**DIRECTIONS**
In the records below, find each line containing the word "best" and copy it.

**SUPPLIED MATERIAL**

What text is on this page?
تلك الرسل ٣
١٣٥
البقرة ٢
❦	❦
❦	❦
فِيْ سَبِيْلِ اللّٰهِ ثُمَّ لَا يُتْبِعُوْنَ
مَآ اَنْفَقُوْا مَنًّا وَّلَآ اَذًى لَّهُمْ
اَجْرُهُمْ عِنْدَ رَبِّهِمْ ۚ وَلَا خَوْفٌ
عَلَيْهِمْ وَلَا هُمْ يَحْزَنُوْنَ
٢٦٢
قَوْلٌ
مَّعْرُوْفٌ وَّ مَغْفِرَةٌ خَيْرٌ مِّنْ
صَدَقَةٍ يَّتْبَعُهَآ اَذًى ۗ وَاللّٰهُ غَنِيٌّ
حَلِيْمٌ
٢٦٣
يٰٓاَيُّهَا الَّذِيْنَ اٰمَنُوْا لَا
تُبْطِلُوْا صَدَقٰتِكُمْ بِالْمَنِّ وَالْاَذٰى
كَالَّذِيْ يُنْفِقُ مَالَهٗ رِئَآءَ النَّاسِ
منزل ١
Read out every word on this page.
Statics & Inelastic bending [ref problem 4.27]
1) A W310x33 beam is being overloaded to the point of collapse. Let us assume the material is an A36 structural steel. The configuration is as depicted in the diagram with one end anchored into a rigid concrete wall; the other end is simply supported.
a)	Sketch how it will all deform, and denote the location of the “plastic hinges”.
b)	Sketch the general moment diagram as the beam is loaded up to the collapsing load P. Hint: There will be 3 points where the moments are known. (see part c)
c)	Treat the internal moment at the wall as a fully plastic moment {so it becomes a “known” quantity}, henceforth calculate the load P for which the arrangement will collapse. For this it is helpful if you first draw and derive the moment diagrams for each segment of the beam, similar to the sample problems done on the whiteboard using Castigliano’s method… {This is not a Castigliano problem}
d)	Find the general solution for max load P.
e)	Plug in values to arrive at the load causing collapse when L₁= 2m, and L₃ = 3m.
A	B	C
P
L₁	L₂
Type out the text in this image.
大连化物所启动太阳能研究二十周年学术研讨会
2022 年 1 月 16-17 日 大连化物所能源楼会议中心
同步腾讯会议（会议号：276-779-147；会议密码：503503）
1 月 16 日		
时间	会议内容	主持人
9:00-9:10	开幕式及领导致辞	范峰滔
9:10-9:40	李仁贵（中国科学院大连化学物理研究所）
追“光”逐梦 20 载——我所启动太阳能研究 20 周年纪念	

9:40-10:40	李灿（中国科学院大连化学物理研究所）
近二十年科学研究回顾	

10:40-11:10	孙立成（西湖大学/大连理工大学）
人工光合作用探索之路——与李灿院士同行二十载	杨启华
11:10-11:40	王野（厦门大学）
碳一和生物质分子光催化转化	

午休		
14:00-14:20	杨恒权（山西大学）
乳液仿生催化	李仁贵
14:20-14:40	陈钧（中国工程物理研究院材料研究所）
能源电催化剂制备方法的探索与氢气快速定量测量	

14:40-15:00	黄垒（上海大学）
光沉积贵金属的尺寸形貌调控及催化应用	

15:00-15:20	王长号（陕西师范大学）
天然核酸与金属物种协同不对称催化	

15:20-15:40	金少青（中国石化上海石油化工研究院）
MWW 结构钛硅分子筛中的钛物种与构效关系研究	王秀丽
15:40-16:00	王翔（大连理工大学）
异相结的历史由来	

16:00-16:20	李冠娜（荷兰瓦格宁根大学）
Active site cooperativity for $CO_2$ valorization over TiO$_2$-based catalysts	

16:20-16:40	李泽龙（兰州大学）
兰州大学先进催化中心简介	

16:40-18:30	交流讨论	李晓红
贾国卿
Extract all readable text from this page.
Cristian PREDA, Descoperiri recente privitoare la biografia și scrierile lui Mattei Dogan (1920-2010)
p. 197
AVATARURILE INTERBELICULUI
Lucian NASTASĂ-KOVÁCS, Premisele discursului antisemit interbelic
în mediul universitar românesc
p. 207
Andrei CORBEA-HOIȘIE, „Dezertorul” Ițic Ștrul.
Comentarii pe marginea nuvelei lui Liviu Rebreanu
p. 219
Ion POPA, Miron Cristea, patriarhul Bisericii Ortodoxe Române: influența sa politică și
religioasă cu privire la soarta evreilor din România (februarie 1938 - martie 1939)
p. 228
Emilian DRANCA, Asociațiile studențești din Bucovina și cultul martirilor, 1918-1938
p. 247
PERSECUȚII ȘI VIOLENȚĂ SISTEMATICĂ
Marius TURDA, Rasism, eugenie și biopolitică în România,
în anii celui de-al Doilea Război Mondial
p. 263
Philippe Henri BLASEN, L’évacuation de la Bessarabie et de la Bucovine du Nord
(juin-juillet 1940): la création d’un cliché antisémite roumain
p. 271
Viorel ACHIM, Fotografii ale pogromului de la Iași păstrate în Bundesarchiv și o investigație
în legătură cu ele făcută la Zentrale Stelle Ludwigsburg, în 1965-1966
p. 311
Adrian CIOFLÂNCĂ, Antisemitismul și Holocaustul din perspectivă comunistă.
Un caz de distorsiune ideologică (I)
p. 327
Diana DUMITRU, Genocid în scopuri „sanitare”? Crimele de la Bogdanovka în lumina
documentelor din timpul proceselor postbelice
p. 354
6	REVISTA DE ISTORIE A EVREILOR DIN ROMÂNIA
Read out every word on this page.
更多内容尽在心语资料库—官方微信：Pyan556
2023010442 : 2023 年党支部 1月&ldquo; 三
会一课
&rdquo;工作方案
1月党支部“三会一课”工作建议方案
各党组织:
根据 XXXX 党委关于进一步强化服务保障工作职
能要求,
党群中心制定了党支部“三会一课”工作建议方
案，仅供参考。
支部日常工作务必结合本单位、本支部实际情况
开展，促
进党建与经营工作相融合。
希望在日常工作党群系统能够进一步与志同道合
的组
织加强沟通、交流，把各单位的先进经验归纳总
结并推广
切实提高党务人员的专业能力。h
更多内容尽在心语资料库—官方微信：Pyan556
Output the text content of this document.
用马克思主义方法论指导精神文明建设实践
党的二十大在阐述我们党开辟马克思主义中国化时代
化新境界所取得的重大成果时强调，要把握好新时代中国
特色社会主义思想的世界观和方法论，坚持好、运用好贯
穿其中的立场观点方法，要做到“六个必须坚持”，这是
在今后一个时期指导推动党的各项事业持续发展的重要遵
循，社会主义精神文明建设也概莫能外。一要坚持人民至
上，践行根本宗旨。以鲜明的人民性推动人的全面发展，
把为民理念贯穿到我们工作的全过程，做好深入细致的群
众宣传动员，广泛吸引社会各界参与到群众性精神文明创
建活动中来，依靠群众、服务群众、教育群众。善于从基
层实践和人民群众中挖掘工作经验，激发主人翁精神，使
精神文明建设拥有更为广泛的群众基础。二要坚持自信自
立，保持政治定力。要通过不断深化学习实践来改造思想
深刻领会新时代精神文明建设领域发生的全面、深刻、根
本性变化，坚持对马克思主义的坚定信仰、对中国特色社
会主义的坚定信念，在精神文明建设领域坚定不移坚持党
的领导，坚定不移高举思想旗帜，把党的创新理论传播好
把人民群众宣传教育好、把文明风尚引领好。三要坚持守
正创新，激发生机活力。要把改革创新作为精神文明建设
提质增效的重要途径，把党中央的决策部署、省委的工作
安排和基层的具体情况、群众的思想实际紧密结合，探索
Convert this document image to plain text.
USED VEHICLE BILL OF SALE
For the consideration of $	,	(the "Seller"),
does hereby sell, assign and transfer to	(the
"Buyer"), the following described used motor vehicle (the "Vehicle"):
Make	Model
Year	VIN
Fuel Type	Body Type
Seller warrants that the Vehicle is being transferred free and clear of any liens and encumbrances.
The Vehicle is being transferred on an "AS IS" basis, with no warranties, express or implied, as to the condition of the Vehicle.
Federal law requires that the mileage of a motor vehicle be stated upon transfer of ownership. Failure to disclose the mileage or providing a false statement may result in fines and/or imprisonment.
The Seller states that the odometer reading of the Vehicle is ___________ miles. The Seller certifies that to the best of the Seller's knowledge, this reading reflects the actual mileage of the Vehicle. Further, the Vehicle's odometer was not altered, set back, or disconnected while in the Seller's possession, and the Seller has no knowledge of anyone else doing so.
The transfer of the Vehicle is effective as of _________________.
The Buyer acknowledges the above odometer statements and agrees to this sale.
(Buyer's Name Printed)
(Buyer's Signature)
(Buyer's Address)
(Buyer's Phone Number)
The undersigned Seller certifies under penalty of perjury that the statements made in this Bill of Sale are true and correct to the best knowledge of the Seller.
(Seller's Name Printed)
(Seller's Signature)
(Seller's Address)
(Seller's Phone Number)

**OUTPUT FOR THIS EXERCISE**
The Seller states that the odometer reading of the Vehicle is ___________ miles. The Seller certifies that to the best of the Seller's knowledge, this reading reflects the actual mileage of the Vehicle. Further, the Vehicle's odometer was not altered, set back, or disconnected while in the Seller's possession, and the Seller has no knowledge of anyone else doing so.
The undersigned Seller certifies under penalty of perjury that the statements made in this Bill of Sale are true and correct to the best knowledge of the Seller.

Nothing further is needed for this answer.